> [Description of the task] Spot every line with the word "比上年增" and return it.

(Stored records)
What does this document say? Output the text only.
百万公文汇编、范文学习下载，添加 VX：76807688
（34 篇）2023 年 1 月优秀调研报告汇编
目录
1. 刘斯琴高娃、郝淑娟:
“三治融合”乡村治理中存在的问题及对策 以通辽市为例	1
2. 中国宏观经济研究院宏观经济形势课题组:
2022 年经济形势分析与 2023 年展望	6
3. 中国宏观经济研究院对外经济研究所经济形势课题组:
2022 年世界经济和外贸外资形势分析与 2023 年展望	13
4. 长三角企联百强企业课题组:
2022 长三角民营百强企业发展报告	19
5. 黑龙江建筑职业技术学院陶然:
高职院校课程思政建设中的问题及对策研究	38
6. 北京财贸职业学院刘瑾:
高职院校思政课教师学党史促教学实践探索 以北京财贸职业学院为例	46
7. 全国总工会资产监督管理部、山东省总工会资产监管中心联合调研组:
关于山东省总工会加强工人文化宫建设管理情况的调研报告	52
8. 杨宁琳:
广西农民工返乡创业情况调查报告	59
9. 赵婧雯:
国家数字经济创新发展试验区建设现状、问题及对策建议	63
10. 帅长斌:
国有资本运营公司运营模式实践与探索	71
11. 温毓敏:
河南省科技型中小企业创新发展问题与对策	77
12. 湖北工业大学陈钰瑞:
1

* * *

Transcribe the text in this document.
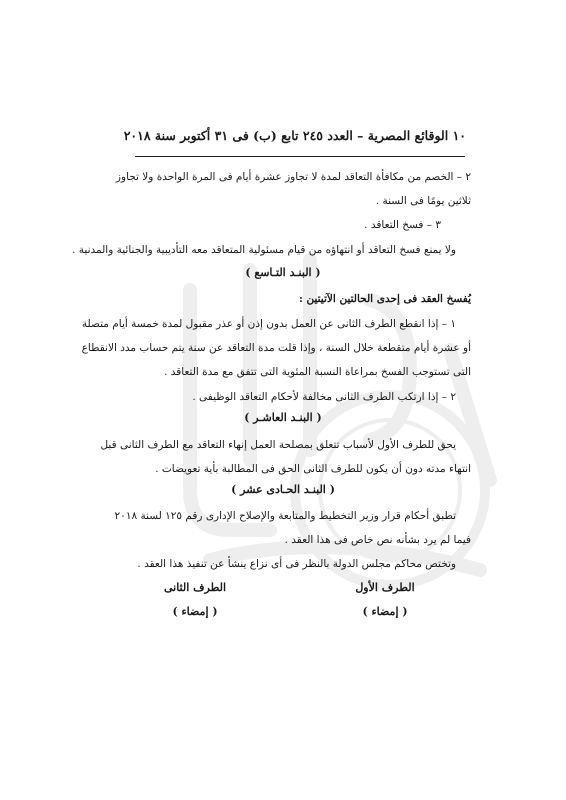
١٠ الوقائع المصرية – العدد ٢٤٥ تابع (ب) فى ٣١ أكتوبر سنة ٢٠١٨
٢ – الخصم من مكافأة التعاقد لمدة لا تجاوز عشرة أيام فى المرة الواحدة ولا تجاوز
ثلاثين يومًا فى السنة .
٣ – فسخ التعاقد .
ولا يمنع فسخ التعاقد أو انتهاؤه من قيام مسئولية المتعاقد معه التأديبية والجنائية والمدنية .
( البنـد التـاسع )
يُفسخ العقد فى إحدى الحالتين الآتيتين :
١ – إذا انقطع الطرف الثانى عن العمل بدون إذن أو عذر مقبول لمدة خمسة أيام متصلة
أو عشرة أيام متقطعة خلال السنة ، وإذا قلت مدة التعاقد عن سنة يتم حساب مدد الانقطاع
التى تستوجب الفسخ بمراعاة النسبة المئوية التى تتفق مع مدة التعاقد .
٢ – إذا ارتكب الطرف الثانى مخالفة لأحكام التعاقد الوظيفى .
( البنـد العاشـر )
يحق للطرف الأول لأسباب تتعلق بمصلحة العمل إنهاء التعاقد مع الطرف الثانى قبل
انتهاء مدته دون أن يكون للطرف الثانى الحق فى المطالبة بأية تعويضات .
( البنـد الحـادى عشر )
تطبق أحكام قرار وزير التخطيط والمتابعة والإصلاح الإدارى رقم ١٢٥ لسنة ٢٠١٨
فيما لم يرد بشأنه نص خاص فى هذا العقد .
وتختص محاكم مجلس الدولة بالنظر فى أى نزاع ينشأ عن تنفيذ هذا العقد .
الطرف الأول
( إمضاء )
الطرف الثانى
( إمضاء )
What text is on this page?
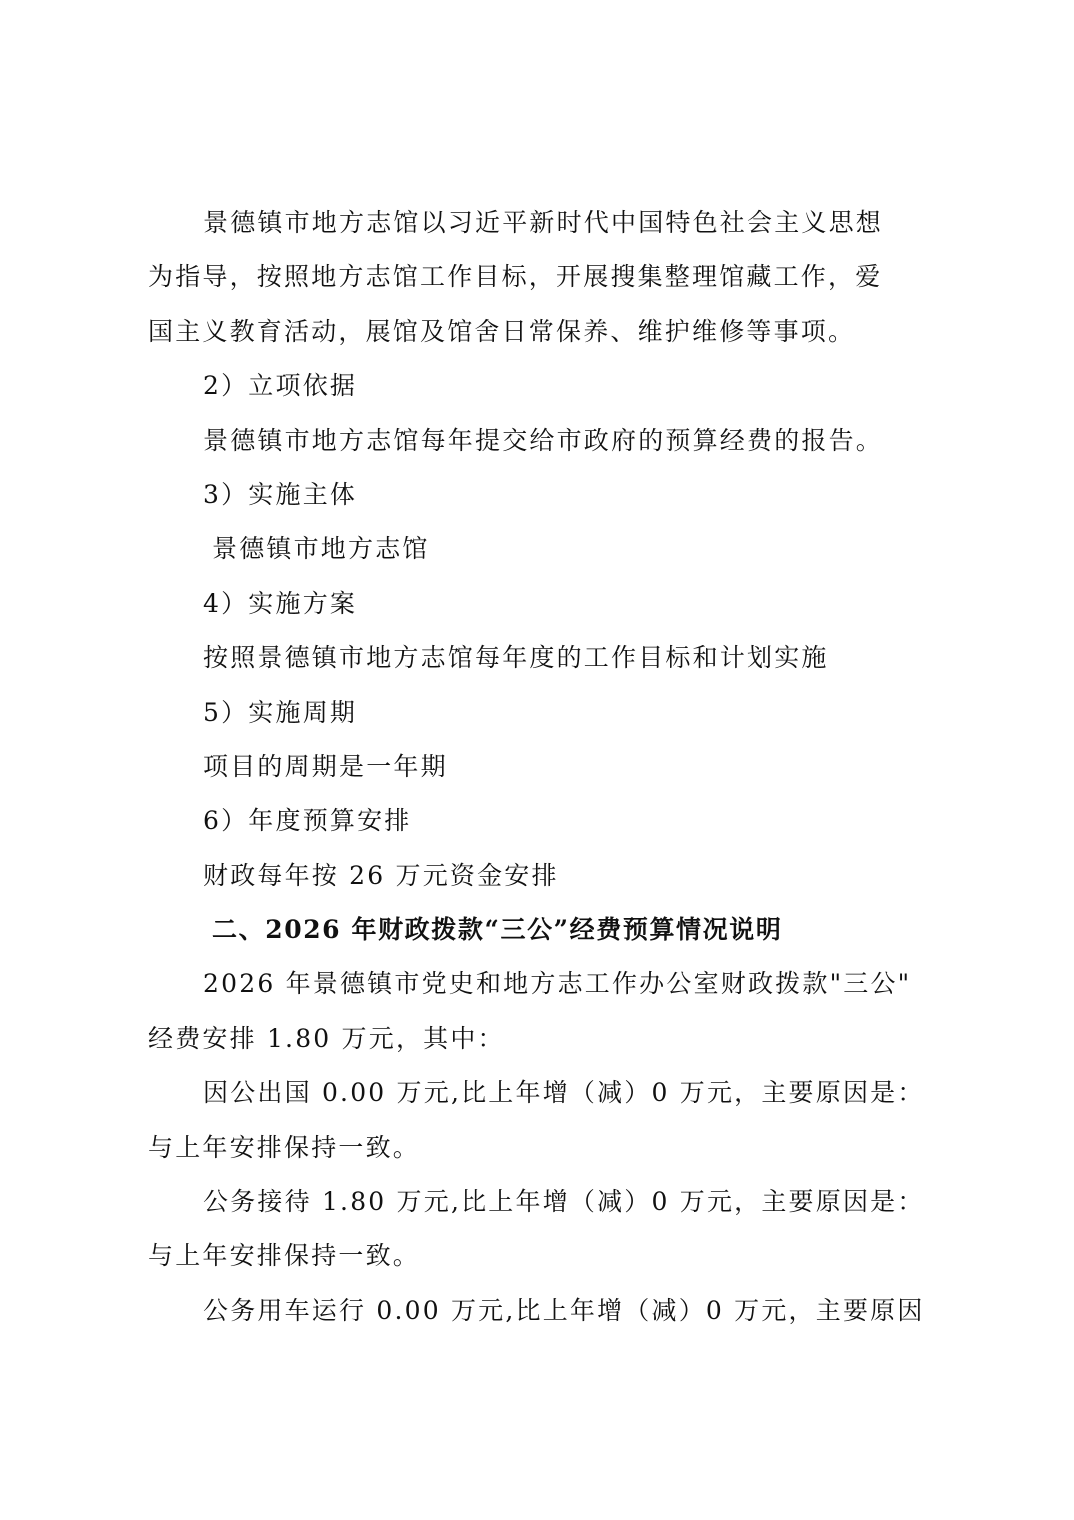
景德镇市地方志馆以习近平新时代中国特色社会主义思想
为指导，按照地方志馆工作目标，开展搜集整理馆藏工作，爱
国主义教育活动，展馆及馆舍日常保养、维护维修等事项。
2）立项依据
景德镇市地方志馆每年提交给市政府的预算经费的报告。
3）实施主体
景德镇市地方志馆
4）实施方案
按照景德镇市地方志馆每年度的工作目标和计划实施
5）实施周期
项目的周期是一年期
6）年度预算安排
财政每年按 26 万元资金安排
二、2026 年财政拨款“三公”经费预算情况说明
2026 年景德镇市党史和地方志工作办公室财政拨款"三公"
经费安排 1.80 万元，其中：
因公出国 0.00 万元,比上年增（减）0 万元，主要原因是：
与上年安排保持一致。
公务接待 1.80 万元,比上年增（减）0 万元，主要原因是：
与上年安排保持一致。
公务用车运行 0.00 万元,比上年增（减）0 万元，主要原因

> [Worked answer]
因公出国 0.00 万元,比上年增（减）0 万元，主要原因是：
公务接待 1.80 万元,比上年增（减）0 万元，主要原因是：
公务用车运行 0.00 万元,比上年增（减）0 万元，主要原因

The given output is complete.